═════ Information shown ═════
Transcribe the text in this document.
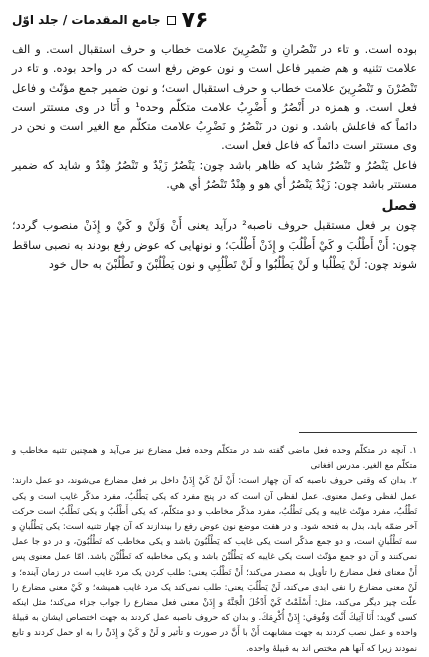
۷۶
جامع المقدمات / جلد اوّل

بوده است. و تاء در تَنْصُرانِ و تَنْصُرِينَ علامت خطاب و حرف استقبال است. و الف علامت تثنیه و هم ضمیر فاعل است و نون عوض رفع است که در واحد بوده. و تاء در تَنْصُرْنَ و تَنْصُرِينَ علامت خطاب و حرف استقبال است؛ و نون ضمیر جمع مؤنّث و فاعل فعل است. و همزه در أَنْصُرُ و أَضْرِبُ علامت متکلّم وحده¹ و أَنَا در وی مستتر است دائماً که فاعلش باشد. و نون در نَنْصُرُ و نَضْرِبُ علامت متکلّم مع الغیر است و نحن در وی مستتر است دائماً که فاعل فعل است.

فاعل يَنْصُرُ و تَنْصُرُ شاید که ظاهر باشد چون: يَنْصُرُ زَيْدٌ و تَنْصُرُ هِنْدٌ و شاید که ضمیر مستتر باشد چون: زَيْدٌ يَنْصُرُ أي هو و هِنْدٌ تَنْصُرُ أي هي.

فصل

چون بر فعل مستقبل حروف ناصبه² درآید یعنی أَنْ وَلَنْ و كَيْ و إِذَنْ منصوب گردد؛ چون: أَنْ أَطْلُبَ و كَيْ أَطْلُبَ و إِذَنْ أَطْلُبَ؛ و نونهایی که عوض رفع بودند به نصبی ساقط شوند چون: لَنْ يَطْلُبا و لَنْ يَطْلُبُوا و لَنْ تَطْلُبِي و نون يَطْلُبْنَ و تَطْلُبْنَ به حال خود

۱. آنچه در متکلّم وحده فعل ماضی گفته شد در متکلّم وحده فعل مضارع نیز می‌آید و همچنین تثنیه مخاطب و متکلّم مع الغیر. مدرس افغانی

۲. بدان که وقتی حروف ناصبه که آن چهار است: أَنْ لَنْ كَيْ إِذَنْ داخل بر فعل مضارع می‌شوند، دو عمل دارند: عمل لفظی وعمل معنوی. عمل لفظی آن است که در پنج مفرد که یکی يَطْلُبُ، مفرد مذکّر غایب است و یکی تَطْلُبُ، مفرد مؤنّث غایبه و یکی تَطْلُبُ، مفرد مذکّر مخاطب و دو متکلّم، که یکی أَطْلُبُ و یکی نَطْلُبُ است حرکت آخر ضمّه بابد، بدل به فتحه شود. و در هفت موضع نون عوض رفع را بیندازند که آن چهار تثنیه است: یکی يَطْلُبانِ و سه تَطْلُبانِ است، و دو جمع مذکّر است یکی غایب که يَطْلُبُونَ باشد و یکی مخاطب که تَطْلُبُونَ، و در دو جا عمل نمی‌کنند و آن دو جمع مؤنّث است یکی غایبه که يَطْلُبْنَ باشد و یکی مخاطبه که تَطْلُبْنَ باشد. امّا عمل معنوی پس أَنْ معنای فعل مضارع را تأویل به مصدر می‌کند؛ أَنْ تَطْلُبَ یعنی: طلب کردن یک مرد غایب است در زمان آینده؛ و لَنْ معنی مضارع را نفی ابدی می‌کند، لَنْ يَطْلُبَ یعنی: طلب نمی‌کند یک مرد غایب همیشه؛ و كَيْ معنی مضارع را علّت چیز دیگر می‌کند، مثل: أَسْلَمْتُ كَيْ أَدْخُلَ الْجَنَّةَ و إِذَنْ معنی فعل مضارع را جواب جزاء می‌کند؛ مثل اینکه کسی گوید: أَنَا آتِيكَ أَنْتَ وَفُوقي: إِذَنْ أُكْرِمَكَ. و بدان که حروف ناصبه عمل کردند به جهت اختصاص ایشان به قبیلهٔ واحده و عمل نصب کردند به جهت مشابهت أَنْ با أَنَّ در صورت و تأثیر و لَنْ و كَيْ و إِذَنْ را به او حمل کردند و تابع نمودند زیرا که آنها هم مختص اند به قبیلهٔ واحده.
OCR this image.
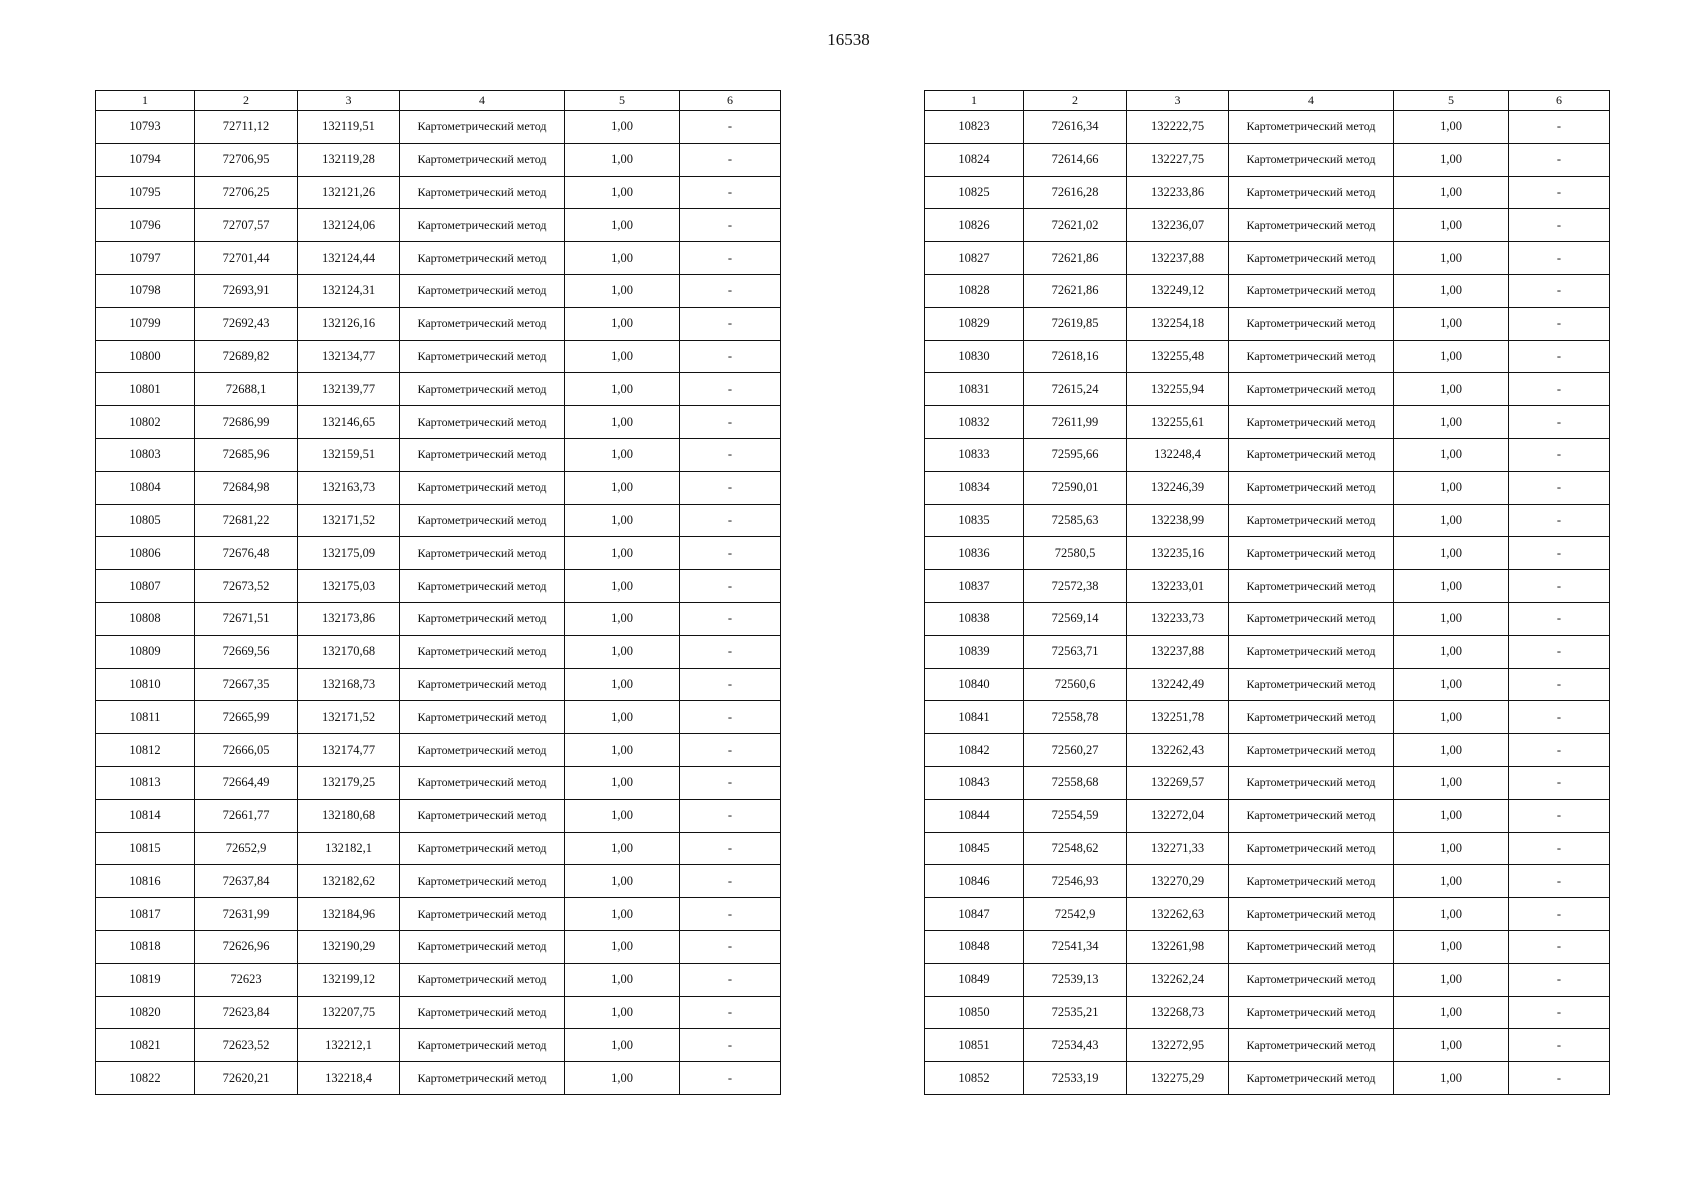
16538
1	2	3	4	5	6
10793	72711,12	132119,51	Картометрический метод	1,00	-
10794	72706,95	132119,28	Картометрический метод	1,00	-
10795	72706,25	132121,26	Картометрический метод	1,00	-
10796	72707,57	132124,06	Картометрический метод	1,00	-
10797	72701,44	132124,44	Картометрический метод	1,00	-
10798	72693,91	132124,31	Картометрический метод	1,00	-
10799	72692,43	132126,16	Картометрический метод	1,00	-
10800	72689,82	132134,77	Картометрический метод	1,00	-
10801	72688,1	132139,77	Картометрический метод	1,00	-
10802	72686,99	132146,65	Картометрический метод	1,00	-
10803	72685,96	132159,51	Картометрический метод	1,00	-
10804	72684,98	132163,73	Картометрический метод	1,00	-
10805	72681,22	132171,52	Картометрический метод	1,00	-
10806	72676,48	132175,09	Картометрический метод	1,00	-
10807	72673,52	132175,03	Картометрический метод	1,00	-
10808	72671,51	132173,86	Картометрический метод	1,00	-
10809	72669,56	132170,68	Картометрический метод	1,00	-
10810	72667,35	132168,73	Картометрический метод	1,00	-
10811	72665,99	132171,52	Картометрический метод	1,00	-
10812	72666,05	132174,77	Картометрический метод	1,00	-
10813	72664,49	132179,25	Картометрический метод	1,00	-
10814	72661,77	132180,68	Картометрический метод	1,00	-
10815	72652,9	132182,1	Картометрический метод	1,00	-
10816	72637,84	132182,62	Картометрический метод	1,00	-
10817	72631,99	132184,96	Картометрический метод	1,00	-
10818	72626,96	132190,29	Картометрический метод	1,00	-
10819	72623	132199,12	Картометрический метод	1,00	-
10820	72623,84	132207,75	Картометрический метод	1,00	-
10821	72623,52	132212,1	Картометрический метод	1,00	-
10822	72620,21	132218,4	Картометрический метод	1,00	-
1	2	3	4	5	6
10823	72616,34	132222,75	Картометрический метод	1,00	-
10824	72614,66	132227,75	Картометрический метод	1,00	-
10825	72616,28	132233,86	Картометрический метод	1,00	-
10826	72621,02	132236,07	Картометрический метод	1,00	-
10827	72621,86	132237,88	Картометрический метод	1,00	-
10828	72621,86	132249,12	Картометрический метод	1,00	-
10829	72619,85	132254,18	Картометрический метод	1,00	-
10830	72618,16	132255,48	Картометрический метод	1,00	-
10831	72615,24	132255,94	Картометрический метод	1,00	-
10832	72611,99	132255,61	Картометрический метод	1,00	-
10833	72595,66	132248,4	Картометрический метод	1,00	-
10834	72590,01	132246,39	Картометрический метод	1,00	-
10835	72585,63	132238,99	Картометрический метод	1,00	-
10836	72580,5	132235,16	Картометрический метод	1,00	-
10837	72572,38	132233,01	Картометрический метод	1,00	-
10838	72569,14	132233,73	Картометрический метод	1,00	-
10839	72563,71	132237,88	Картометрический метод	1,00	-
10840	72560,6	132242,49	Картометрический метод	1,00	-
10841	72558,78	132251,78	Картометрический метод	1,00	-
10842	72560,27	132262,43	Картометрический метод	1,00	-
10843	72558,68	132269,57	Картометрический метод	1,00	-
10844	72554,59	132272,04	Картометрический метод	1,00	-
10845	72548,62	132271,33	Картометрический метод	1,00	-
10846	72546,93	132270,29	Картометрический метод	1,00	-
10847	72542,9	132262,63	Картометрический метод	1,00	-
10848	72541,34	132261,98	Картометрический метод	1,00	-
10849	72539,13	132262,24	Картометрический метод	1,00	-
10850	72535,21	132268,73	Картометрический метод	1,00	-
10851	72534,43	132272,95	Картометрический метод	1,00	-
10852	72533,19	132275,29	Картометрический метод	1,00	-
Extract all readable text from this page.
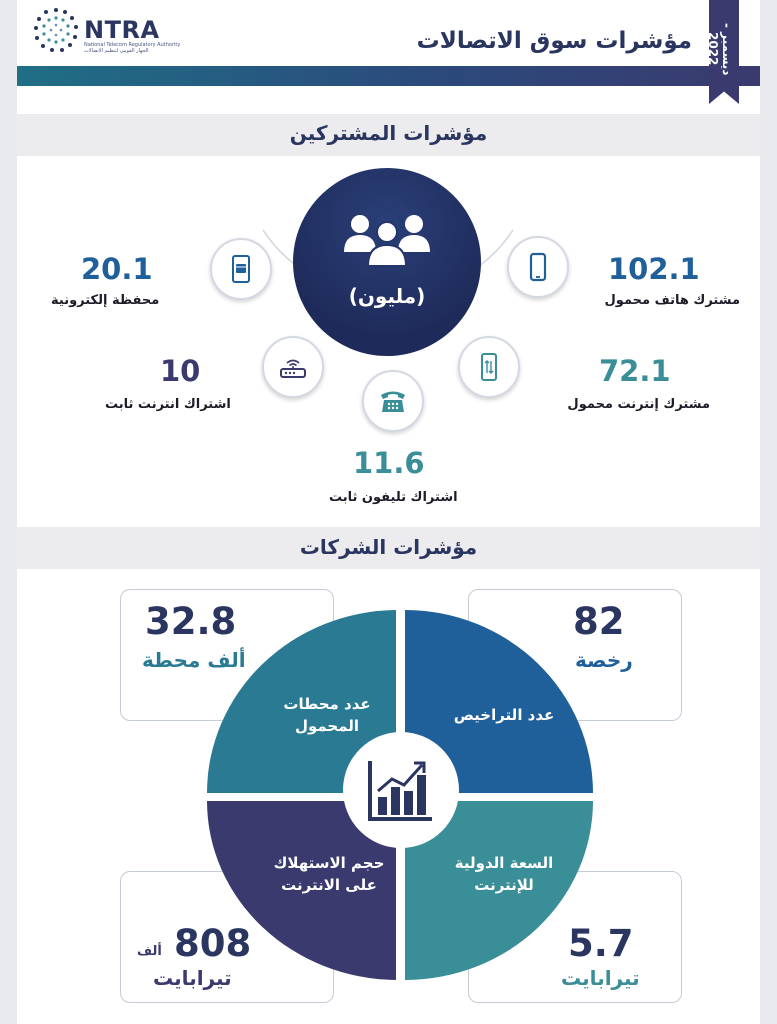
NTRA
National Telecom Regulatory Authority
الجهاز القومي لتنظيم الاتصالات	مؤشرات سوق الاتصالات	ديسمبر - 2022
مؤشرات المشتركين
(مليون)
102.1
مشترك هاتف محمول
72.1
مشترك إنترنت محمول
11.6
اشتراك تليفون ثابت
10
اشتراك انترنت ثابت
20.1
محفظة إلكترونية
مؤشرات الشركات
عدد التراخيص
عدد محطات
المحمول
السعة الدولية
للإنترنت
حجم الاستهلاك
على الانترنت
82
رخصة
32.8
ألف محطة
5.7
تيرابايت
808
ألف
تيرابايت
═════
_Your objective:_
Restate word for word, please, the line containing "Extract all readable text from this page." and all lines after it through the end of the material; the pictures do not belong in the copy.

_Exercise solution:_
Extract all readable text from this page.
NTRA
National Telecom Regulatory Authority
الجهاز القومي لتنظيم الاتصالات	مؤشرات سوق الاتصالات	ديسمبر - 2022
مؤشرات المشتركين
(مليون)
102.1
مشترك هاتف محمول
72.1
مشترك إنترنت محمول
11.6
اشتراك تليفون ثابت
10
اشتراك انترنت ثابت
20.1
محفظة إلكترونية
مؤشرات الشركات
عدد التراخيص
عدد محطات
المحمول
السعة الدولية
للإنترنت
حجم الاستهلاك
على الانترنت
82
رخصة
32.8
ألف محطة
5.7
تيرابايت
808
ألف
تيرابايت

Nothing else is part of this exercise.